Aufgaben:
#1 Wie viele Teilnehmende kamen laut dem Bericht über das Weltpfadfindertreffen aus Deutschland?
#2 Führe den Bericht über das Weltpfadfindertreffen nach seinem letzten Satz weiter.

Textauszug:

※ ※ ※

Beim weltweiten Pfadfinder-Treffen
Zwischen Gunzenhausen und Seoul liegen fast 9.000 Kilometer und rund elf Flugstunden. Aber Felix Salomon (24), Lukas Fleichaus und Fabian Ditz (beide 16) sollte das nicht aufhalten. Die drei, die seit ihrem sechsten Lebensjahr Mitglieder der Deutschen Pfadfinderschaft St. Georg (DPSG) im Stamm Gunzenhausen sind, reisten im August auf eigene Kosten nach Südkorea zum Weltpfadfindertreffen „World Scout Jamboree“ (WSJ) mit fast 50.000 Teilnehmenden aus 153 Ländern. Rund 2.200 kamen aus Deutschland, darunter mit der Spalter Georgspfadfinderin Annika Flock eine weitere Vertreterin aus dem Bistum Eichstätt. So wie Felix Salomon war auch sie als Leiterin bei dem riesigen Event dabei, das einen außergewöhnlichen Verlauf nehmen sollte.

※ ※ ※

Quelldaten:

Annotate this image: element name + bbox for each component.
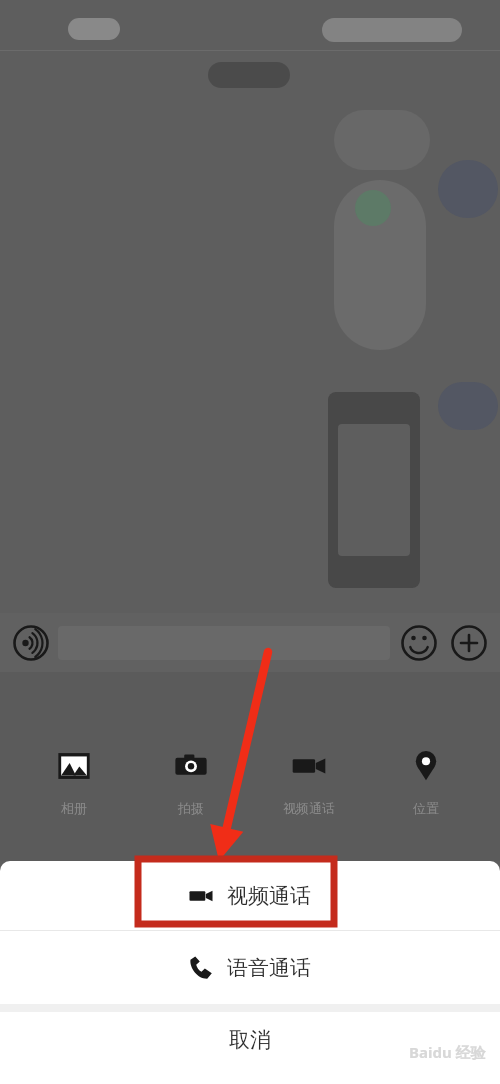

※ ※ ※

Schriftliche Antworten:
#1 Rund 2.200.

#2
Das WSJ findet seit 1920 alle vier Jahre statt. Kinder und Jugendliche im Alter von 13-17 Jahren entdecken die internationale Vielfalt des Pfadfindens und lernen andere Kulturen kennen. Das deutsche Kontingent setzt sich aus Aktiven der Dachorganisation „Ring deutscher Pfadfinder* innenverbände“ zusammen, der fünf Verbände umfasst: Die Deutsche Pfadfinderschaft Sankt Georg (DPSG), den Verband Christlicher Pfadfinderinnen und Pfadfinder (VCP), den Bund der Pfadfinderinnen und Pfadfinder (BdP), die Pfadfinderinnenschaft St. Georg (PSG) und den Bund Moslemischer Pfadfinder und Pfadfinderinnen Deutschlands (BMPPD).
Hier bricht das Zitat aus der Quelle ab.